GIVEN DATA start

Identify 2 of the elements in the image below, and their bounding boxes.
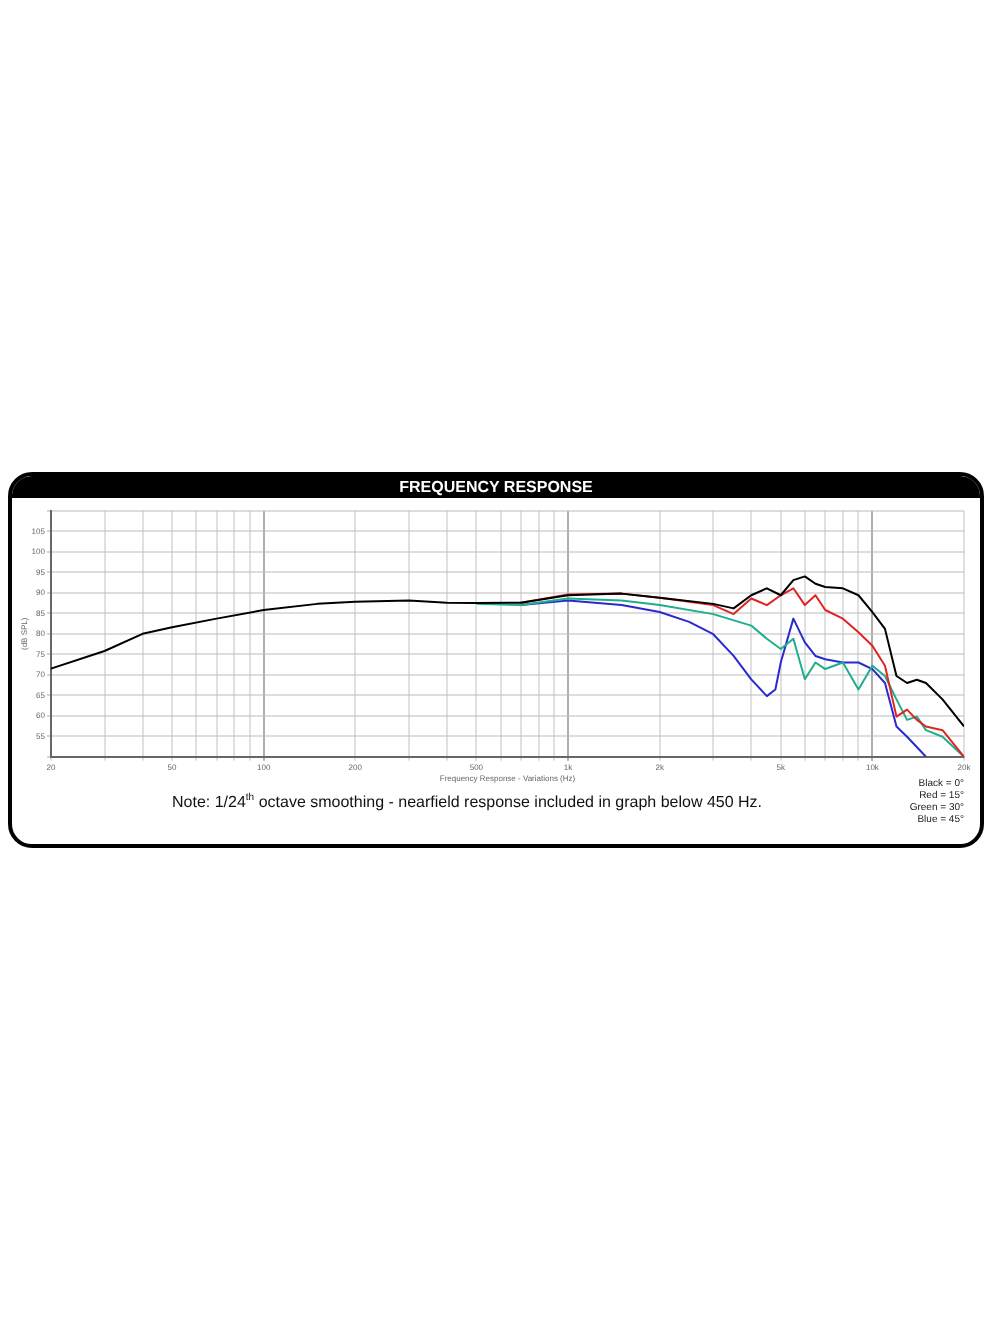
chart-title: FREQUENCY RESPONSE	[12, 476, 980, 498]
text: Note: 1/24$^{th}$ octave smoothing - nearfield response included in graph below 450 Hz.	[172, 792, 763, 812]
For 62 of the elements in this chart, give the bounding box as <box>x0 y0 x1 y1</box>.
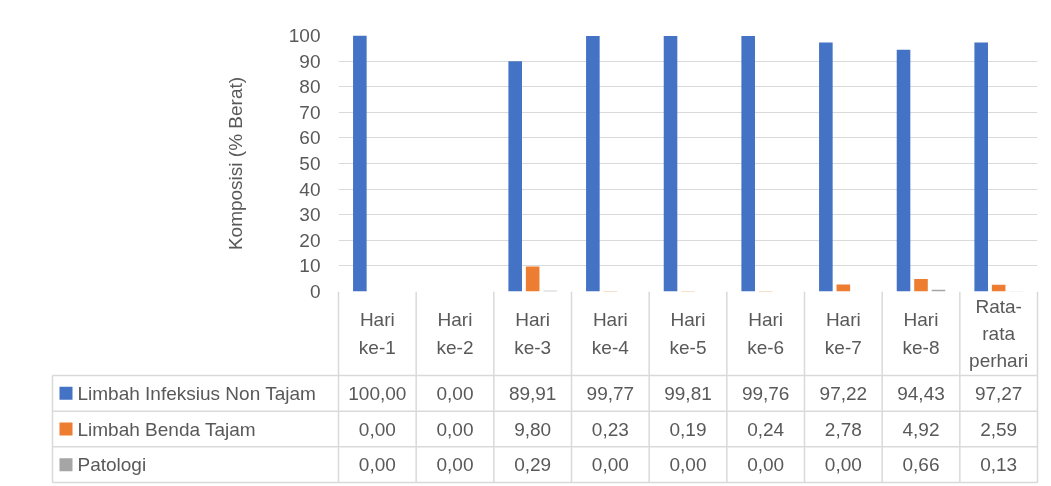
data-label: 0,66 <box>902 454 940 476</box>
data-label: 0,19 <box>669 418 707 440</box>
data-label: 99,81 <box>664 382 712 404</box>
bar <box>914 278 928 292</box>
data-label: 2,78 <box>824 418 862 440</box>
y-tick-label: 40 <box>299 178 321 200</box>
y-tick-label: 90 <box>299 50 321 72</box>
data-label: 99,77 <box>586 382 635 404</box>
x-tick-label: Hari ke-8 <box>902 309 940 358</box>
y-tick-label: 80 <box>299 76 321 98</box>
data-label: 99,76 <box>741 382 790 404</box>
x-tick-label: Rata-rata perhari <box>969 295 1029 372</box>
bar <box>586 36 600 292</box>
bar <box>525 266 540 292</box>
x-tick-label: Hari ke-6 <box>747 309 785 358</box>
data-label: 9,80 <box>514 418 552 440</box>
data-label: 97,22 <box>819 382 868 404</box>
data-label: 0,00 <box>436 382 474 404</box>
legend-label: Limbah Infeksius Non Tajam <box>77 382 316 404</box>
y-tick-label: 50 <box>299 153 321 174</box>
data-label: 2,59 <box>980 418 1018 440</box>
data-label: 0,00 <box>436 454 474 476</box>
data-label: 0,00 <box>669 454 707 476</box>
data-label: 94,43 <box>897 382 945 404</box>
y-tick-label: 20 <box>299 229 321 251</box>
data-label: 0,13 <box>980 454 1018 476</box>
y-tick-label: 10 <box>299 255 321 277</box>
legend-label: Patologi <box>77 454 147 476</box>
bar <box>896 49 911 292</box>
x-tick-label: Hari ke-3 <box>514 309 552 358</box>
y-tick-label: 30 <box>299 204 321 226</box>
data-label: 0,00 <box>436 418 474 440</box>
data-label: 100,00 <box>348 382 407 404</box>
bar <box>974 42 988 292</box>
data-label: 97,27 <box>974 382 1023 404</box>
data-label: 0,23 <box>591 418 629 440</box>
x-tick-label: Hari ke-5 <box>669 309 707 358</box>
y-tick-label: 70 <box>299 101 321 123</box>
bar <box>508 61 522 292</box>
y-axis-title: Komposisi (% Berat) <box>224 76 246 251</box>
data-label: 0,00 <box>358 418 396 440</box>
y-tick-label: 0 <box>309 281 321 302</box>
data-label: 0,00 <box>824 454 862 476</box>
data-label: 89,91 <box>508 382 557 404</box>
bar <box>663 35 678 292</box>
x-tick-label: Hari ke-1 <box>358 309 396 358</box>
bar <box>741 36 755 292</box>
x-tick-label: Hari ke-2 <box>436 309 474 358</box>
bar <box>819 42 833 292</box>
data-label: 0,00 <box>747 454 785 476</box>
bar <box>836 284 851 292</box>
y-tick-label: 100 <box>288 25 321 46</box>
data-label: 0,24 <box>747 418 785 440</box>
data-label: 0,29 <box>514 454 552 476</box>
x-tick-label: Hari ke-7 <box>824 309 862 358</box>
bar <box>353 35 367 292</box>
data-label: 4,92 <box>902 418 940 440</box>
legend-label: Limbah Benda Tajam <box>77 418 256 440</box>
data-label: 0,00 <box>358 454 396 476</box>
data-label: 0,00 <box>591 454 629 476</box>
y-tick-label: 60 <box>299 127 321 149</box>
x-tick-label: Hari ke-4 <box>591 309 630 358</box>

GIVEN DATA end

■ GIVEN EXERCISE
Copy out the records from their first line through the line containing "For 62 of the", leaving out the pictures.

■ ANSWER TO THE EXERCISE
Identify 2 of the elements in the image below, and their bounding boxes.
chart-title: FREQUENCY RESPONSE	[12, 476, 980, 498]
text: Note: 1/24$^{th}$ octave smoothing - nearfield response included in graph below 450 Hz.	[172, 792, 763, 812]
For 62 of the elements in this chart, give the bounding box as <box>x0 y0 x1 y1</box>.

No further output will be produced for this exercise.